====== Input for this task ======
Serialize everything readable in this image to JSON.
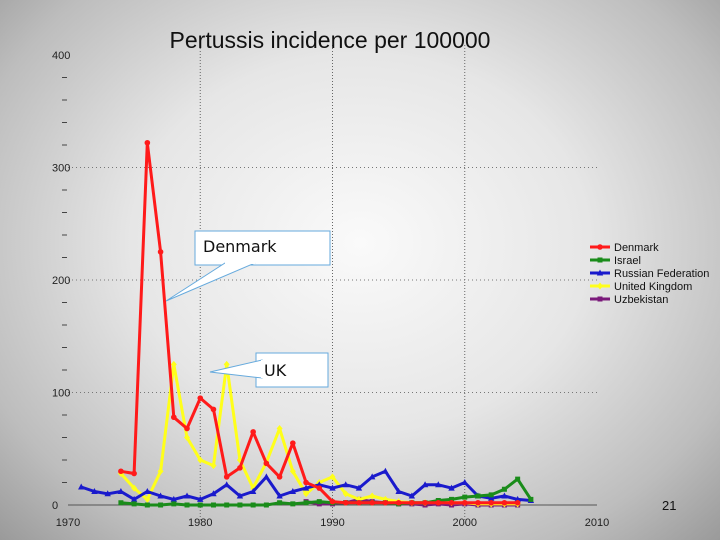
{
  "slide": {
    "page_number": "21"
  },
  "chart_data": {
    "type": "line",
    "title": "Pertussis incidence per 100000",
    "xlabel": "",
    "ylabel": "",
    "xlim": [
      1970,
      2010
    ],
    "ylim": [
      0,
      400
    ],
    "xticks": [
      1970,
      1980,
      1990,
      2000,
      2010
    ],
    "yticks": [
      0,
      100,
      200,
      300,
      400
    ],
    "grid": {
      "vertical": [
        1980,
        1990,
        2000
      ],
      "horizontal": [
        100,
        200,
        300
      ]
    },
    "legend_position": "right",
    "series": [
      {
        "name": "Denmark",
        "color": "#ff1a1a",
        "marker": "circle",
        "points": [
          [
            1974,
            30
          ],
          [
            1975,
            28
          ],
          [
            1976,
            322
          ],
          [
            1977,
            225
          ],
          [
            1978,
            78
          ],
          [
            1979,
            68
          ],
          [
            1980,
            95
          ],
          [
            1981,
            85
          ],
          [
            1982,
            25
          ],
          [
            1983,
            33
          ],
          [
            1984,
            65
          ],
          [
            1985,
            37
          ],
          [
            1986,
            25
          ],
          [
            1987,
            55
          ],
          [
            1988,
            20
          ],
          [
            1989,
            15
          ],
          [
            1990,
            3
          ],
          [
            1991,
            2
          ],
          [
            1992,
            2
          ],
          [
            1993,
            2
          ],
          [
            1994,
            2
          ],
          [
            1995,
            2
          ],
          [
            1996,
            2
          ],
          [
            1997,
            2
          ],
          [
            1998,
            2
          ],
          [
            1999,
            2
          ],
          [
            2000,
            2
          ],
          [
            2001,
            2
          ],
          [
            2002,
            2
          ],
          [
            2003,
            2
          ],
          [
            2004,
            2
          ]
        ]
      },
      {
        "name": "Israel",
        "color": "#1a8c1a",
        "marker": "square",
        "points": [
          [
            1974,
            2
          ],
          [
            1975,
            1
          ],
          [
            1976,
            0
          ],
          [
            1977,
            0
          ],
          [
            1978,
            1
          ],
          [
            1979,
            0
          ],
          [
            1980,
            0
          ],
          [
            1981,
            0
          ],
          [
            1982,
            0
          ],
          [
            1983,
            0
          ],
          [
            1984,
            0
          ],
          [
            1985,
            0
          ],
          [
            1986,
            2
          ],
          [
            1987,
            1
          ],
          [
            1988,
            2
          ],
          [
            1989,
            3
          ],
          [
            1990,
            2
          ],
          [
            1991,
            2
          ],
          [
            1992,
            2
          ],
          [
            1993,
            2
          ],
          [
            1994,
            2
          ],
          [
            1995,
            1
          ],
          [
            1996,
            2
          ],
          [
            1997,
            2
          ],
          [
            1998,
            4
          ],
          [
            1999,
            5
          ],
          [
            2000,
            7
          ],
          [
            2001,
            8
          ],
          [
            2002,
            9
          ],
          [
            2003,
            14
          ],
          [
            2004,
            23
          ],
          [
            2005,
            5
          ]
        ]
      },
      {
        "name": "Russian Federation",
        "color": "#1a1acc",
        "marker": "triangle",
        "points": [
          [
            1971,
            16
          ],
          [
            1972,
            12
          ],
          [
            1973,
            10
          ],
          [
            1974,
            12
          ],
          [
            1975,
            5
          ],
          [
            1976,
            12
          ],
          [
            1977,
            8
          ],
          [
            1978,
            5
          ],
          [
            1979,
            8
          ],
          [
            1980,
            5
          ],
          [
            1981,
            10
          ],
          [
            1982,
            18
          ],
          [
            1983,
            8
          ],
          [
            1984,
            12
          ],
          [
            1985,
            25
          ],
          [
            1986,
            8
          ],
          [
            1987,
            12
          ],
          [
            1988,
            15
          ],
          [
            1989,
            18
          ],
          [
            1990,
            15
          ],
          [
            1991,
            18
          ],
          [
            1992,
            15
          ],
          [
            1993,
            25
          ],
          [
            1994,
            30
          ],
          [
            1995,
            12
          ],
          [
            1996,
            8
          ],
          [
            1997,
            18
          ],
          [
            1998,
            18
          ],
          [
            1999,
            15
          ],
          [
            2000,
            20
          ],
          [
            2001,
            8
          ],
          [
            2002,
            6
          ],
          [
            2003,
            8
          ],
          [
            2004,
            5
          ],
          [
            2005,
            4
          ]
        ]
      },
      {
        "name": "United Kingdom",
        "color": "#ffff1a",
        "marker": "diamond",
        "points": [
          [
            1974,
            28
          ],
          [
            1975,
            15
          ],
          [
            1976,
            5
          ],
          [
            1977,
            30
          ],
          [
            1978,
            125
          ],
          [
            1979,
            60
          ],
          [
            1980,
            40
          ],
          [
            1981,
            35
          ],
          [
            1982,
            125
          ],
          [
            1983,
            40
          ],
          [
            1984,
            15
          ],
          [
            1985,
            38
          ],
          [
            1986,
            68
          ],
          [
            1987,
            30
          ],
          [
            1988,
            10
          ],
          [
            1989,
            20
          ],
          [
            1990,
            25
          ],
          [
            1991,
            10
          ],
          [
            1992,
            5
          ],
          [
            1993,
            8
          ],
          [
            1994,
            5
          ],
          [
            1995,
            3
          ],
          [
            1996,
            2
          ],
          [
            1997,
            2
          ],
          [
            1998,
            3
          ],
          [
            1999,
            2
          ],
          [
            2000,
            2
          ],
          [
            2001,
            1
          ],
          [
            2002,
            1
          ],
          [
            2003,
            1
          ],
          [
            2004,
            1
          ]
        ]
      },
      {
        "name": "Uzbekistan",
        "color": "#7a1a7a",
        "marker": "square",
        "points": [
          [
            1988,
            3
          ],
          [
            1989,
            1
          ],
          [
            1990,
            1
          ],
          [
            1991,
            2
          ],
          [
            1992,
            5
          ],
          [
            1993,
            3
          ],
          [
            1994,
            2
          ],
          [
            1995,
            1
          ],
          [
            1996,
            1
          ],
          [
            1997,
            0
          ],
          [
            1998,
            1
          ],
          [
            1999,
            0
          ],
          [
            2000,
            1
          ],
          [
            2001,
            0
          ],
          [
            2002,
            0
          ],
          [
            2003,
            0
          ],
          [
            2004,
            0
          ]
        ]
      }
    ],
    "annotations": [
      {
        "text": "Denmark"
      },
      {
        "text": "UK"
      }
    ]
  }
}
======
====== Input for this task ======
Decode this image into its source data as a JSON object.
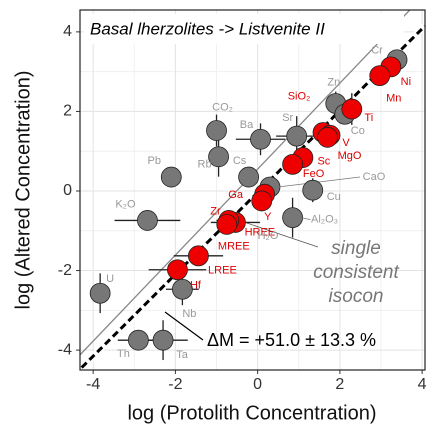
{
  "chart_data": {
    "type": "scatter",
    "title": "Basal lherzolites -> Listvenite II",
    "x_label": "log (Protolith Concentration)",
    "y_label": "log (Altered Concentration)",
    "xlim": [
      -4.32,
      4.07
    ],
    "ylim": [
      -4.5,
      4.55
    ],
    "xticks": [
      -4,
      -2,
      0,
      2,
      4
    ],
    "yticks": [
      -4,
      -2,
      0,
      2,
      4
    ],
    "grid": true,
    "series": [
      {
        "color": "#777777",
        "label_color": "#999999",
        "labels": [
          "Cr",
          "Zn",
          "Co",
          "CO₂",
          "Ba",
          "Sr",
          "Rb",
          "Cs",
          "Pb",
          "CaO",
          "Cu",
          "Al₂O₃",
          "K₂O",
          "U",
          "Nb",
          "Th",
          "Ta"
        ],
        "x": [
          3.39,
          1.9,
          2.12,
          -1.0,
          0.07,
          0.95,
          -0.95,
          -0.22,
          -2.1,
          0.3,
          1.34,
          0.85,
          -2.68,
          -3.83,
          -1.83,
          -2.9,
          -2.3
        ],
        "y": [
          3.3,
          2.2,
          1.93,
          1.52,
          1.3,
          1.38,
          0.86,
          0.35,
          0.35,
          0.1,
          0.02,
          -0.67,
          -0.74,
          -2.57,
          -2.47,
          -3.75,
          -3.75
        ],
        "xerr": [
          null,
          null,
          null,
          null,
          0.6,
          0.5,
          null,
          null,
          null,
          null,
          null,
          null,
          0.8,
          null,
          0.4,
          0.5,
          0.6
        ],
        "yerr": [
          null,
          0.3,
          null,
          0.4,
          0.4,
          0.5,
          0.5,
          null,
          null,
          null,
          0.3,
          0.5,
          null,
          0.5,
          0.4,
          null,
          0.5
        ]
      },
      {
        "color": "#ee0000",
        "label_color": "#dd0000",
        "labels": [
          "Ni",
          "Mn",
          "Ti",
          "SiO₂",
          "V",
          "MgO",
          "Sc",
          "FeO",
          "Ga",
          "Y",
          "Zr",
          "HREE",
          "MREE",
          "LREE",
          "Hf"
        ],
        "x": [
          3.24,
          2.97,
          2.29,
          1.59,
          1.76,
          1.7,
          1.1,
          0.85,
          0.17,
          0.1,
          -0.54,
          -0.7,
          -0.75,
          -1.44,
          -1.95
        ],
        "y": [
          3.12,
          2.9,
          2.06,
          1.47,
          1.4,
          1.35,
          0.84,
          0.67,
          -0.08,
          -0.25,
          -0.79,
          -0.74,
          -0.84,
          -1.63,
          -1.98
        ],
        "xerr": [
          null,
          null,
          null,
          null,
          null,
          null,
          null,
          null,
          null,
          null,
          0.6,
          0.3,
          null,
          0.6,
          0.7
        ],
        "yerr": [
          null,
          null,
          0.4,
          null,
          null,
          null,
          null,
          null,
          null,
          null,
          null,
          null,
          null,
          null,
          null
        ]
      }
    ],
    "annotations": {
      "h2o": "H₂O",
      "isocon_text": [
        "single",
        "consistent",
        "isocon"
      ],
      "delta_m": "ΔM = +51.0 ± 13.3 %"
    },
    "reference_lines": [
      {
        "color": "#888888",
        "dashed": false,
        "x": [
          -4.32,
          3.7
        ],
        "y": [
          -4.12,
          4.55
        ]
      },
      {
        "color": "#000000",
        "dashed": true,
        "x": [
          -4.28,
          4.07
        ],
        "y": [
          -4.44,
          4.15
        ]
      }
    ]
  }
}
======
====== Input for this task ======
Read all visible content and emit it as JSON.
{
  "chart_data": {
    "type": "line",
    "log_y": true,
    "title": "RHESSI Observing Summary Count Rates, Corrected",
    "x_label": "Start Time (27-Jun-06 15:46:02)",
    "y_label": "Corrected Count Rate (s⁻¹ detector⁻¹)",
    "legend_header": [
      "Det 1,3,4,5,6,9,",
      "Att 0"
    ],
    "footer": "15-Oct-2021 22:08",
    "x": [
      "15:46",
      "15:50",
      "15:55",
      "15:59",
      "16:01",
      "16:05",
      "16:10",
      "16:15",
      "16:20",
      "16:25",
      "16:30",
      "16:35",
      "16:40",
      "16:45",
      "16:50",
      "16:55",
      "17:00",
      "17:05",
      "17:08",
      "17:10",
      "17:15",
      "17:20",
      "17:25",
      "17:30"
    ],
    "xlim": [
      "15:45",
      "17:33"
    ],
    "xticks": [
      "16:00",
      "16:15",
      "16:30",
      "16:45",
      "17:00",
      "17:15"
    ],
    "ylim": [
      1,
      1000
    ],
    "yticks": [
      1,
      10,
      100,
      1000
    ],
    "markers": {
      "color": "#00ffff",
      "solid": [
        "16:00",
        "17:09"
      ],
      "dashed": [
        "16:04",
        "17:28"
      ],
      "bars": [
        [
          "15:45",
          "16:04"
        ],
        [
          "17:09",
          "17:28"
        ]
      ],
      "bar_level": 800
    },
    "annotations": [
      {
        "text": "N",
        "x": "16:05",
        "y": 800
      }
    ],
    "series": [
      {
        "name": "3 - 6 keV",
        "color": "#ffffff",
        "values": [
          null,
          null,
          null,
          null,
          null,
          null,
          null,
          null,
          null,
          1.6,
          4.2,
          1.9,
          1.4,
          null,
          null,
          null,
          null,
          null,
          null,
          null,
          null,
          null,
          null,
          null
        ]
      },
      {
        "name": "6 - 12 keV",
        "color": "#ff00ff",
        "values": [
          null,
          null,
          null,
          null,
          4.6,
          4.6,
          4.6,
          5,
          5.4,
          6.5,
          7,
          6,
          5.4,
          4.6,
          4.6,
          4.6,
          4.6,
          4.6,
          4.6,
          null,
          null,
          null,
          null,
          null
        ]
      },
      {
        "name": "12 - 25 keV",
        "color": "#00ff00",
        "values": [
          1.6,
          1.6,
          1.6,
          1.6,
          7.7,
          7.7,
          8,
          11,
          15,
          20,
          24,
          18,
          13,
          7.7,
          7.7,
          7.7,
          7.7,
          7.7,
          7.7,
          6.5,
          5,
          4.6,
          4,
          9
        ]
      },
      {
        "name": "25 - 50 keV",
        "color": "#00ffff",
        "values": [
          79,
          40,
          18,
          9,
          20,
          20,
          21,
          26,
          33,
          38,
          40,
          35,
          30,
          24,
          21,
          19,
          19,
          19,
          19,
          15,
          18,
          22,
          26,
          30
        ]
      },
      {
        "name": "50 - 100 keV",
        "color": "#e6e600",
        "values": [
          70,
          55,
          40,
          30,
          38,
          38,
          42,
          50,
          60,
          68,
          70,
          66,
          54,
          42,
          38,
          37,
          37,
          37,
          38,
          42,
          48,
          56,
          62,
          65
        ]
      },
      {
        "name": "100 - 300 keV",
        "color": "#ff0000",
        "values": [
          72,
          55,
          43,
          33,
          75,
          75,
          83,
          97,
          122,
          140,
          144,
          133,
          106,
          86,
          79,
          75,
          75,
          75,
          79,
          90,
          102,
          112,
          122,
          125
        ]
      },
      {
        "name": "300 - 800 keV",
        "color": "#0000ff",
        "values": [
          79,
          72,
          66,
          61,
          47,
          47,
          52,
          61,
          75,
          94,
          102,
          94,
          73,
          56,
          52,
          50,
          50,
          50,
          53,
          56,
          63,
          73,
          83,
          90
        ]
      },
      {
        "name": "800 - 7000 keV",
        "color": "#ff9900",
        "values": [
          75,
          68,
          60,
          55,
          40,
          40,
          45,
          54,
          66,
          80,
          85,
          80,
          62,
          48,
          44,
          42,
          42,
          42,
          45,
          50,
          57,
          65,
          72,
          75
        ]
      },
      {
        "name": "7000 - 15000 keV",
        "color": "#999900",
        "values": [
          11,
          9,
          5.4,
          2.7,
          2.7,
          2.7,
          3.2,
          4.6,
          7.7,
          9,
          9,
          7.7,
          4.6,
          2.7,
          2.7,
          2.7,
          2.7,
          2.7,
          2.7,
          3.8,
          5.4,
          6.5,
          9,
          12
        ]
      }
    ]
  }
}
======
* [What you need to do] Which lines contain the word "image"? Return each of them.

* [Response to this exercise]
Serialize everything readable in this image to JSON.
Decode this image into its source data as a JSON object.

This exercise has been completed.